- **Problem to work on**: For the material that follows, list every line containing the word "Fighters".

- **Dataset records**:
---

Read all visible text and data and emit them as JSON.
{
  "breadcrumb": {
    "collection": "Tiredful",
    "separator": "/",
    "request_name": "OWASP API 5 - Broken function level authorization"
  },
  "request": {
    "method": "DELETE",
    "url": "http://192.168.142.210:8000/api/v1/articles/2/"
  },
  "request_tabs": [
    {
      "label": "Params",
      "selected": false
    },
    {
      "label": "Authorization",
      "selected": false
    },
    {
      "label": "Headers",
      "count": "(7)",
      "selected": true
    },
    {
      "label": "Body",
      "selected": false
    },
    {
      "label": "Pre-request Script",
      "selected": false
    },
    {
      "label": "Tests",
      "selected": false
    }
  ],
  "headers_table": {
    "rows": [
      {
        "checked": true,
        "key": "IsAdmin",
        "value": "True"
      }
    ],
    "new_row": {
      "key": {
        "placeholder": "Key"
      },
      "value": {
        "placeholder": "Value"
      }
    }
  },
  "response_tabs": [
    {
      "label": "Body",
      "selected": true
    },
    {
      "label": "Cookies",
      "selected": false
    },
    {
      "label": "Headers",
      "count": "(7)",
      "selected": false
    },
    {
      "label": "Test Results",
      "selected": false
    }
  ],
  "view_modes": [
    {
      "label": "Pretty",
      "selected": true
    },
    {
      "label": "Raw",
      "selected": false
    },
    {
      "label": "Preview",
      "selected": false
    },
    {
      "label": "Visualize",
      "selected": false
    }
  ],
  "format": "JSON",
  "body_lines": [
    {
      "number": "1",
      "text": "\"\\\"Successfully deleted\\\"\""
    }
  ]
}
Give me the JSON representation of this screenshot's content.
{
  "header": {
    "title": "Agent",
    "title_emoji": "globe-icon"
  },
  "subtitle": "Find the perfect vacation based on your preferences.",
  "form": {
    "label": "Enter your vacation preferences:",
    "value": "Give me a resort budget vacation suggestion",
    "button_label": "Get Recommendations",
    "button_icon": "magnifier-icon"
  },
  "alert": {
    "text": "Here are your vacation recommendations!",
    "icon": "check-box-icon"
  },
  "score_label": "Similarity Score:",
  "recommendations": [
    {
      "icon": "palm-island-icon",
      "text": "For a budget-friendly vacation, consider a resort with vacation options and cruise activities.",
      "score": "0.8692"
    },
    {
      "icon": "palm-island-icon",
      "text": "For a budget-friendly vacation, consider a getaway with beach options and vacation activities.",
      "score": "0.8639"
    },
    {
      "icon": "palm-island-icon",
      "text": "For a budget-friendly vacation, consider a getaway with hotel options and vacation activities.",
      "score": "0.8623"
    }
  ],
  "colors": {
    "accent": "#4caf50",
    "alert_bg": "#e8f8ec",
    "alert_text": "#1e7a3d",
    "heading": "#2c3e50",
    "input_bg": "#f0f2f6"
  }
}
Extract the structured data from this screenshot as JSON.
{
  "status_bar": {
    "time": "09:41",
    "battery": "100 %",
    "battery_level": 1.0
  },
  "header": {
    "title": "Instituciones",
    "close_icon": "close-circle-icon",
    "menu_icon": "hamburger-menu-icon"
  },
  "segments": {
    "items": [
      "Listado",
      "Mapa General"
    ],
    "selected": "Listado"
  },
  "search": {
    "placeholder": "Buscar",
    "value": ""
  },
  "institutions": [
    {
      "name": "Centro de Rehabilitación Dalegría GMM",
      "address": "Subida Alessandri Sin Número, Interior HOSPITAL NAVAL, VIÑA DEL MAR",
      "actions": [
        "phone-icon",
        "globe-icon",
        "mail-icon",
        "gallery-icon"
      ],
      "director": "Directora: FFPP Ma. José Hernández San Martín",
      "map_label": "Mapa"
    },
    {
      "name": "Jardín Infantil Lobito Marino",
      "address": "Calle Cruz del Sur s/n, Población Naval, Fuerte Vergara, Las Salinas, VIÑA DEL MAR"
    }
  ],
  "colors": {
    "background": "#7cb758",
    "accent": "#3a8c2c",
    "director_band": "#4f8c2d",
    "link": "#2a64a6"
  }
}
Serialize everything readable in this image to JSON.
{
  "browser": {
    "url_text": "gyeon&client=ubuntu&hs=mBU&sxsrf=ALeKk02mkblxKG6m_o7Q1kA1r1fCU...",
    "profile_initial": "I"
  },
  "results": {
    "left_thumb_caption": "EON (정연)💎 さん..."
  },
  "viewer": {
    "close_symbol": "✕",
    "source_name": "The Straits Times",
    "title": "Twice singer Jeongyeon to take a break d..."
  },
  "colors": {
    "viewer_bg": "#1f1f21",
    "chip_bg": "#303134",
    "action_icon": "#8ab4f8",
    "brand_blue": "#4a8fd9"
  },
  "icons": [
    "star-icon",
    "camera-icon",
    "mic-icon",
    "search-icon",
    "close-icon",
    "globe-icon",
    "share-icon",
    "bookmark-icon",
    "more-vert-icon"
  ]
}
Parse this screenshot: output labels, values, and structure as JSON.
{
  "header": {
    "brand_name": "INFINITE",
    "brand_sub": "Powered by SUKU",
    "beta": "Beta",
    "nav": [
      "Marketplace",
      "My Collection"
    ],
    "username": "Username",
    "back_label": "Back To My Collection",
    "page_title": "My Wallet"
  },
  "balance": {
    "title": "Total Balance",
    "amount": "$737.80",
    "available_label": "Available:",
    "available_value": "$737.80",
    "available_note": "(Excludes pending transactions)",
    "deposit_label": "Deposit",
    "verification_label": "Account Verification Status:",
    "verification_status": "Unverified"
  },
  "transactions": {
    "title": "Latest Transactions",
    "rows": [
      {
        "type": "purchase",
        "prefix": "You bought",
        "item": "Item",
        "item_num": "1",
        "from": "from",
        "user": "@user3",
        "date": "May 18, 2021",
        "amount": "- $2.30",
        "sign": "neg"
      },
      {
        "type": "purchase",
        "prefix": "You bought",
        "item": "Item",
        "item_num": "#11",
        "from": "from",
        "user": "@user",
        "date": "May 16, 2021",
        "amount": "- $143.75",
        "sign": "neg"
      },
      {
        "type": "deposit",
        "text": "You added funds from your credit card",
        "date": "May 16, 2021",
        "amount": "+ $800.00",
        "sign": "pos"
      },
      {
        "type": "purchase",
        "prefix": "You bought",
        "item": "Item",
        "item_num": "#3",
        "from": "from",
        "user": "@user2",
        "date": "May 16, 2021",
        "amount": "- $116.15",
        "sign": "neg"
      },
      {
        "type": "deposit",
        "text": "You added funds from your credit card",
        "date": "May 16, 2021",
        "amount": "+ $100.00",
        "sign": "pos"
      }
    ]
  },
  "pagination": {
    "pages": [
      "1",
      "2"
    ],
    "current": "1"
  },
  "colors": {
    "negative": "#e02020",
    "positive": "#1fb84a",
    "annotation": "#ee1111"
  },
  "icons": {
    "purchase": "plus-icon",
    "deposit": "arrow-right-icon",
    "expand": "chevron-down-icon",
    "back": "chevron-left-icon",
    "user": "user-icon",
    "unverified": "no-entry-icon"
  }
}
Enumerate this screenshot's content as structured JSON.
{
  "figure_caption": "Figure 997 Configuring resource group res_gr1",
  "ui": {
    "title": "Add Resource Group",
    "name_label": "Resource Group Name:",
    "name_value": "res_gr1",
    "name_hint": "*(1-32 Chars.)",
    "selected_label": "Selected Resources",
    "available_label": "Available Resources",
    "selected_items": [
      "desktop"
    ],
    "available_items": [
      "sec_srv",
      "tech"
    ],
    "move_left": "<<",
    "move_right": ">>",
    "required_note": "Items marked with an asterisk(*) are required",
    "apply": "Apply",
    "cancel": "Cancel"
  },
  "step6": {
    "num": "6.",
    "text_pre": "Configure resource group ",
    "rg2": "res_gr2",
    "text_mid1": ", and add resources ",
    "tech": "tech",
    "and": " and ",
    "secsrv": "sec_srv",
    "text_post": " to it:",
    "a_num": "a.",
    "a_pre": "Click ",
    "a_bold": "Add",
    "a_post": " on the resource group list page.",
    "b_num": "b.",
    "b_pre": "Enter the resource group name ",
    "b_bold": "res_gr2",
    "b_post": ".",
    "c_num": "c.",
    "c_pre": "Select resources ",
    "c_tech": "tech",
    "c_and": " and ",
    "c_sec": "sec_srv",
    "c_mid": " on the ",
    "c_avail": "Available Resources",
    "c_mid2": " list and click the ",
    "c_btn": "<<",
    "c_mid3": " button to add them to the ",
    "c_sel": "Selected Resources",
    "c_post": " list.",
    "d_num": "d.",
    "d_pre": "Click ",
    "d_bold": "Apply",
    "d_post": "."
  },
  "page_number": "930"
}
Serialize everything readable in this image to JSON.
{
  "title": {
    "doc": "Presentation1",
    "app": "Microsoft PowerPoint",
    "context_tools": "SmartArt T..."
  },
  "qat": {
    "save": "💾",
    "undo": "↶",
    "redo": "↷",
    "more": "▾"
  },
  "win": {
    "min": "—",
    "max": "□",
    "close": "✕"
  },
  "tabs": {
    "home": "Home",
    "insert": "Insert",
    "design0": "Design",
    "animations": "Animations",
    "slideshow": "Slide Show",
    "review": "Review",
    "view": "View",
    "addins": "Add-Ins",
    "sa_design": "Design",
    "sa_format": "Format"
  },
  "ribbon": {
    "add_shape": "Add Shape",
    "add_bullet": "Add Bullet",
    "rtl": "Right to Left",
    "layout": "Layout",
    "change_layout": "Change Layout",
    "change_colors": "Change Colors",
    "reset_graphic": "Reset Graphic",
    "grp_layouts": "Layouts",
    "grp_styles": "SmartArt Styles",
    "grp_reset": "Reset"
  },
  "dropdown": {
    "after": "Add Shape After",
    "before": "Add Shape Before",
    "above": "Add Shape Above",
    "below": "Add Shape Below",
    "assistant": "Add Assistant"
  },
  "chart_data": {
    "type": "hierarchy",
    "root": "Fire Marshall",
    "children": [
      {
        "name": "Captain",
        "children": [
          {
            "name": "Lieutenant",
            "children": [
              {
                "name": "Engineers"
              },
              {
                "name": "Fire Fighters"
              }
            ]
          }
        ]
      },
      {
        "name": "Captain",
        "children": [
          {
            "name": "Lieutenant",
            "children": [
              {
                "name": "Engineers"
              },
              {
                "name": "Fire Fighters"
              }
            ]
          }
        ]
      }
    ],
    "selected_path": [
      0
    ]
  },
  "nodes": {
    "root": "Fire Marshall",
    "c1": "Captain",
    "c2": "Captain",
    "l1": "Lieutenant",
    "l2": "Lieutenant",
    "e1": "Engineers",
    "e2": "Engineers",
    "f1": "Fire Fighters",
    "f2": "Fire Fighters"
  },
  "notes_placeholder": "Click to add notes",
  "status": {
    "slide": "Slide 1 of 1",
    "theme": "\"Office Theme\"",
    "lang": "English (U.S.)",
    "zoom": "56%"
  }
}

---

- **Solved exercise**:
                "name": "Fire Fighters"
                "name": "Fire Fighters"
    "f1": "Fire Fighters",
    "f2": "Fire Fighters"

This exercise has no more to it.